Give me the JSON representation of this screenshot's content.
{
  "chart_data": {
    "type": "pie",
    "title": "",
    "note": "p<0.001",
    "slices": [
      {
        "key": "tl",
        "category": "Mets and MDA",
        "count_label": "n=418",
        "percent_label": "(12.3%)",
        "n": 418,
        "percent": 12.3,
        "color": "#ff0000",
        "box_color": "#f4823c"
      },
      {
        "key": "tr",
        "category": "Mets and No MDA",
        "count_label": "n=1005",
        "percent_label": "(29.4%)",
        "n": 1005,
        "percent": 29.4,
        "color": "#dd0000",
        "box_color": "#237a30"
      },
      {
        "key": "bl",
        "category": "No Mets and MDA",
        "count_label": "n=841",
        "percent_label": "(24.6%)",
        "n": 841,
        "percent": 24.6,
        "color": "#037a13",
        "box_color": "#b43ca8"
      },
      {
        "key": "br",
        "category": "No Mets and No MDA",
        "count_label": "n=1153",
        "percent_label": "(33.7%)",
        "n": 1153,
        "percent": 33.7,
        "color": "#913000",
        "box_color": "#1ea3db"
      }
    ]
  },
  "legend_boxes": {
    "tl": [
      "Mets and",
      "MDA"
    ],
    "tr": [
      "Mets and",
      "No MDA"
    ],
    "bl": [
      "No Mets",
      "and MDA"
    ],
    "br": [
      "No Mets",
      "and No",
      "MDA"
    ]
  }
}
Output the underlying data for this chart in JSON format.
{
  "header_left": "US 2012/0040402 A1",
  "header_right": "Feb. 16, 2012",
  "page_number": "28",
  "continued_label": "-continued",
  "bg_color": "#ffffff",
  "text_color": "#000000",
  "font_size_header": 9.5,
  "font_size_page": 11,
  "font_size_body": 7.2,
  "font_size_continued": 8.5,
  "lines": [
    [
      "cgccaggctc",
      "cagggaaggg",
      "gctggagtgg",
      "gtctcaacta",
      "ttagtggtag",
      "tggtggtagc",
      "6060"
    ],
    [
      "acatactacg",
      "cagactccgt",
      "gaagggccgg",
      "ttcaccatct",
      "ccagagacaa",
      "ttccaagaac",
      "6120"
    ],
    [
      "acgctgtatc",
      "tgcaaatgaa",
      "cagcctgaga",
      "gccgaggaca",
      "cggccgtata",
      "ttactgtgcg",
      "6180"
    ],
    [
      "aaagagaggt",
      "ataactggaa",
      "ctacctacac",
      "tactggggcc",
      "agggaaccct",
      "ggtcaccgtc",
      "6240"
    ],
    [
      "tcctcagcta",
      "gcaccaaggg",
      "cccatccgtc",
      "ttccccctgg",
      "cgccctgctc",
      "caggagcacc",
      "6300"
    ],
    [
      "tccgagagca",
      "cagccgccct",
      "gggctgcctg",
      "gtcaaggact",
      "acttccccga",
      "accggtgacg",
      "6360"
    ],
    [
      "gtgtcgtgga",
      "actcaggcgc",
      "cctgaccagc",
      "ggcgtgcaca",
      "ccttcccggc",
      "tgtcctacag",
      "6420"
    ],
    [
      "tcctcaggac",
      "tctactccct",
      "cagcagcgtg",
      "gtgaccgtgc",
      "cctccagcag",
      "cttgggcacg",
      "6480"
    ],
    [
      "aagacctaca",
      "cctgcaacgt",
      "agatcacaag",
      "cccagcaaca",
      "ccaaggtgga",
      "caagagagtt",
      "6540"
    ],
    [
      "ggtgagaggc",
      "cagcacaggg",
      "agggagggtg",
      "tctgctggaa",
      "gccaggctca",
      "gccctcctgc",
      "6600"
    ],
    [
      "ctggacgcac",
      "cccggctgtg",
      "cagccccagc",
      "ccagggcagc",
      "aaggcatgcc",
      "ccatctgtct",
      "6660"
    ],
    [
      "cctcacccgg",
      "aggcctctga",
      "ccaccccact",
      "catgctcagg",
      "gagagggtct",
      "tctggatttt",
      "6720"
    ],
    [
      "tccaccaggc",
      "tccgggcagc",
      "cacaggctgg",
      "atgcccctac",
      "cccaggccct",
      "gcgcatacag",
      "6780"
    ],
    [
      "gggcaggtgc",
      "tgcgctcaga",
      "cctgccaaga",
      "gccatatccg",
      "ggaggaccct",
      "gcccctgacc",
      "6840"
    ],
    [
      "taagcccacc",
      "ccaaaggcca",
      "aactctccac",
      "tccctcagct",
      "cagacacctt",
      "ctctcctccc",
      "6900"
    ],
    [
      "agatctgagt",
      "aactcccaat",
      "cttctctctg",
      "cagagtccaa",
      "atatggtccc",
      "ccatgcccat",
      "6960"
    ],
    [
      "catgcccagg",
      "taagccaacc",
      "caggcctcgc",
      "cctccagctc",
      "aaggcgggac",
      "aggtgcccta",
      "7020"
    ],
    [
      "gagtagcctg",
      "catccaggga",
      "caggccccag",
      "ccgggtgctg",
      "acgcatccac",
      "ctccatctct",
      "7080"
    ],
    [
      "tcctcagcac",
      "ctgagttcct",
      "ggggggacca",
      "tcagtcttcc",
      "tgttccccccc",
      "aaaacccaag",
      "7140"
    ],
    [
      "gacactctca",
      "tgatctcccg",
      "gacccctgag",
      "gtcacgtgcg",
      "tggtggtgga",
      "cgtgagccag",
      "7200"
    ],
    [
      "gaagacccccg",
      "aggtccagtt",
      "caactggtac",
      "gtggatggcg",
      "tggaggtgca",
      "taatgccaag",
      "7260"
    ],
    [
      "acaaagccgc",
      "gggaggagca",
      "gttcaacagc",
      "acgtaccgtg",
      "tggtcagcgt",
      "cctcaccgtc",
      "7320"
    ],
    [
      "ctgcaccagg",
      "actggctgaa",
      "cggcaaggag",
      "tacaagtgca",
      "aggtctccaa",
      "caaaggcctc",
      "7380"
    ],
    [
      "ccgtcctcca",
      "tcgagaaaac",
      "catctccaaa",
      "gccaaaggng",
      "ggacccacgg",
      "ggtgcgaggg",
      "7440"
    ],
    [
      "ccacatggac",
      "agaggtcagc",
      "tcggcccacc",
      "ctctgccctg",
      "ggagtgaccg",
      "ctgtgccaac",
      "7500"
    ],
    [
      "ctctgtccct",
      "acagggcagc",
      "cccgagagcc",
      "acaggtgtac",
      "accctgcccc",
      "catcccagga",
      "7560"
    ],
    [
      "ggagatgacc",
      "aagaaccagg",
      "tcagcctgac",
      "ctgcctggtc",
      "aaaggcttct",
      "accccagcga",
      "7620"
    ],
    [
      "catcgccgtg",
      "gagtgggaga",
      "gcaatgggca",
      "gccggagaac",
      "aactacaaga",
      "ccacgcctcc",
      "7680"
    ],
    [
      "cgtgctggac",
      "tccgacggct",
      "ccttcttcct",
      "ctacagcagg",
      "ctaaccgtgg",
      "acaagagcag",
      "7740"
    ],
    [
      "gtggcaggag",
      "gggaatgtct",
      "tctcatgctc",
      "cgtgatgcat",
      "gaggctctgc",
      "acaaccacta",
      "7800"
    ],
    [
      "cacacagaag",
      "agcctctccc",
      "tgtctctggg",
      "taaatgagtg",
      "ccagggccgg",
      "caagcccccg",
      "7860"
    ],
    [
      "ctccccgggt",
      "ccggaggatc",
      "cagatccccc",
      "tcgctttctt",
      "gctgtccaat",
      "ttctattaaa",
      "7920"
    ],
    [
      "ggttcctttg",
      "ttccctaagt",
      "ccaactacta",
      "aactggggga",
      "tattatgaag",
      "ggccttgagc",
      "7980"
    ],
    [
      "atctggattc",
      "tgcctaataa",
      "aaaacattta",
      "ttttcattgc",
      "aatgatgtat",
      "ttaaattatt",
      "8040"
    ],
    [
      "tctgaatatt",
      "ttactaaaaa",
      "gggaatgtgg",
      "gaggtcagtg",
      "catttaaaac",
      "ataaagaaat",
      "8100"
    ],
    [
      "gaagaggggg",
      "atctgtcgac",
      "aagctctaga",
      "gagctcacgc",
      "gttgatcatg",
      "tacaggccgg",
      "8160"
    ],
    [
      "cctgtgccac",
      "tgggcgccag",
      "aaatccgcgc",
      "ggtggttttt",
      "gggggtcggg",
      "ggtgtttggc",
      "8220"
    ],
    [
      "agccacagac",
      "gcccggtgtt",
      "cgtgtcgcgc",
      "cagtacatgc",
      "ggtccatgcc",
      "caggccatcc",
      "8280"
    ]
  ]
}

•••••

Task statement:
Give the number of lines in the entries that hold the word "this", and nothing else.

Exercise response:
2